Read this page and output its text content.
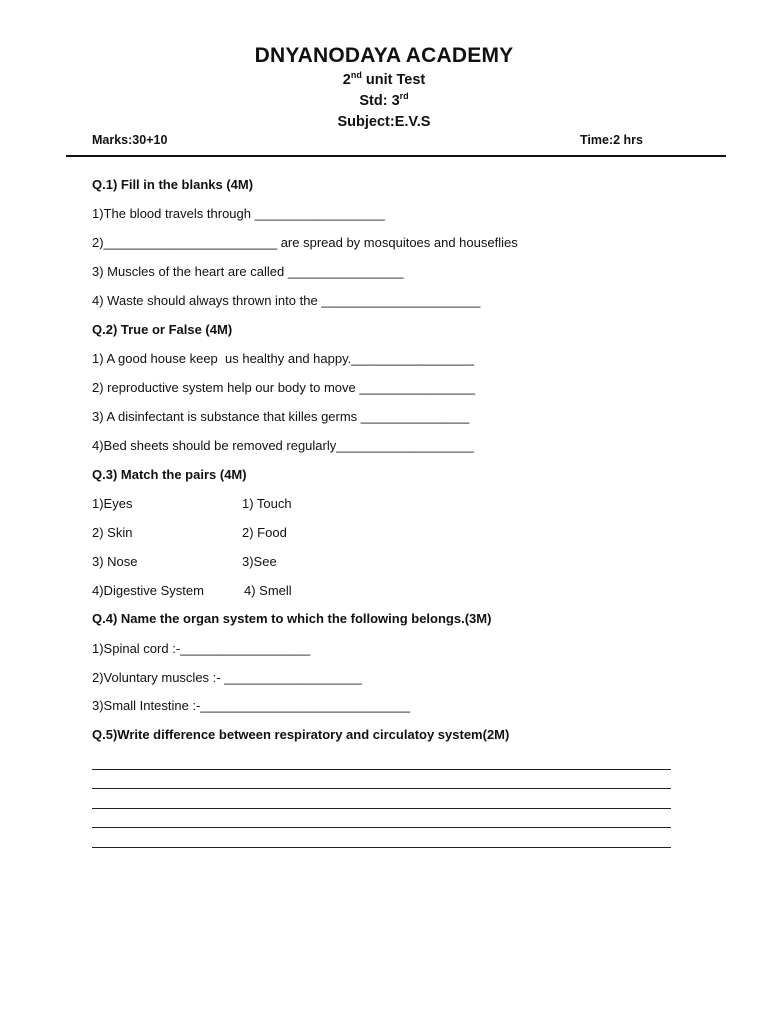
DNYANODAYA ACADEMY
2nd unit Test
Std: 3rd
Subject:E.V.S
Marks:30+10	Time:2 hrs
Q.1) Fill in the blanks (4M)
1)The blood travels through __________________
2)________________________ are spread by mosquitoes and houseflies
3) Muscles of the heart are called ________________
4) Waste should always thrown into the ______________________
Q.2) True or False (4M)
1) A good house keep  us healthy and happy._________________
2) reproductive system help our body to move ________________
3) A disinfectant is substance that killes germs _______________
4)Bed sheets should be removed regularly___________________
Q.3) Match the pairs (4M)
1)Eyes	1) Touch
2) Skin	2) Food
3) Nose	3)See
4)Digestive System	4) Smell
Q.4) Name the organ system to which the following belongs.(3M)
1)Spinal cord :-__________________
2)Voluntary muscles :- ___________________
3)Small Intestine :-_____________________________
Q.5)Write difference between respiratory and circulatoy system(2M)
...
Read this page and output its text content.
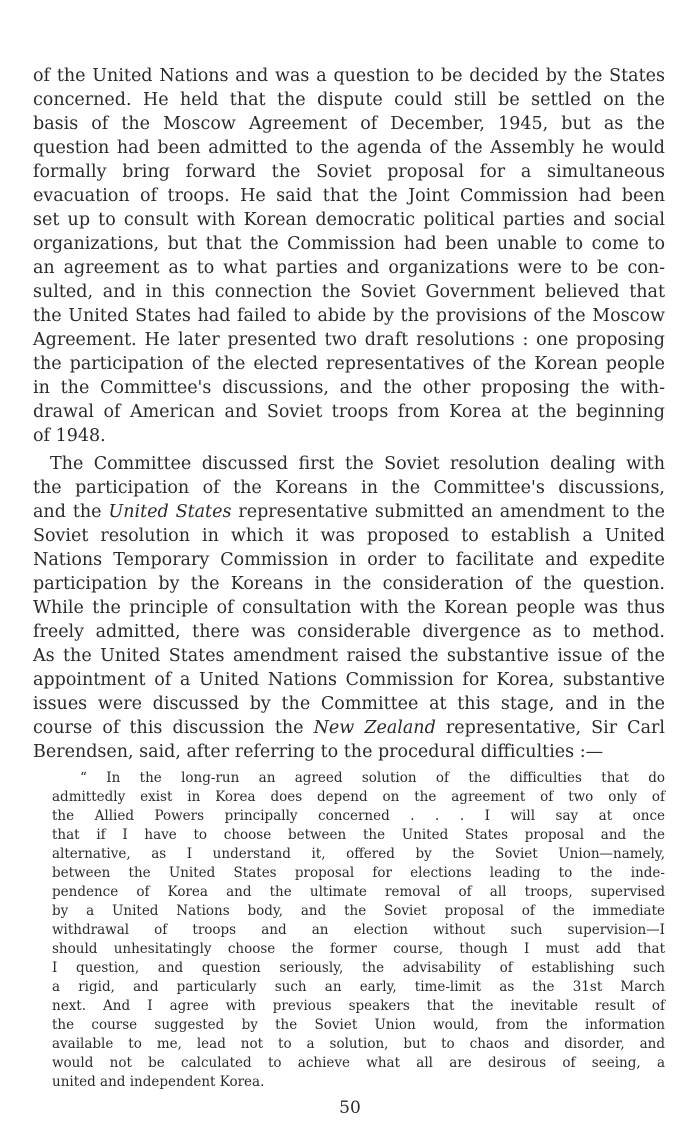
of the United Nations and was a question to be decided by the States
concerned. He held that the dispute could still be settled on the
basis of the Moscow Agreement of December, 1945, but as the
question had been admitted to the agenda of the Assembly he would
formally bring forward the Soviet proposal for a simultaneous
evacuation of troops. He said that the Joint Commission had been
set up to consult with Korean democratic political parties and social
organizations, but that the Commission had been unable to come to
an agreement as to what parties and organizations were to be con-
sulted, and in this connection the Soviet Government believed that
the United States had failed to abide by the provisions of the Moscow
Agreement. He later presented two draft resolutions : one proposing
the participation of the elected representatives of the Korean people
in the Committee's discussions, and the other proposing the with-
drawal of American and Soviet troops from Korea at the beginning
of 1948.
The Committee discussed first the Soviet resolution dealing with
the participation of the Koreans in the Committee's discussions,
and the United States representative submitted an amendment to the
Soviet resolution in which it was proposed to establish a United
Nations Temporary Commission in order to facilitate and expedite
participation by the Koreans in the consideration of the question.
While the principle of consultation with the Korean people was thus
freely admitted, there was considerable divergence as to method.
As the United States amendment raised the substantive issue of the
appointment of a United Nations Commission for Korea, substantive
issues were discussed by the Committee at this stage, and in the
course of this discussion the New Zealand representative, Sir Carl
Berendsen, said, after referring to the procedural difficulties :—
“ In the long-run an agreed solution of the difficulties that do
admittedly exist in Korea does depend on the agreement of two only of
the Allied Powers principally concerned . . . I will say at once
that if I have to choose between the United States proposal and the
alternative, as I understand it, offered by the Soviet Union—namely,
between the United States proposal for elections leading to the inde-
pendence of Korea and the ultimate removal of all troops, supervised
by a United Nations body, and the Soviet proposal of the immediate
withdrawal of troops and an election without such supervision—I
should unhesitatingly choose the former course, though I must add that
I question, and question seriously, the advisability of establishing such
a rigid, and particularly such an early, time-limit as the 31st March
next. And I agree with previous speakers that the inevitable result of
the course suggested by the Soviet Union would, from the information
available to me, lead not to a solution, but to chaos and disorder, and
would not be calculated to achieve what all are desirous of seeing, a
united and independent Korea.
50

→ **WRITTEN EXERCISE**:
Which lines hold the word "were"? Show each one.

→ **EXPECTED OUTPUT**:
an agreement as to what parties and organizations were to be con-
issues were discussed by the Committee at this stage, and in the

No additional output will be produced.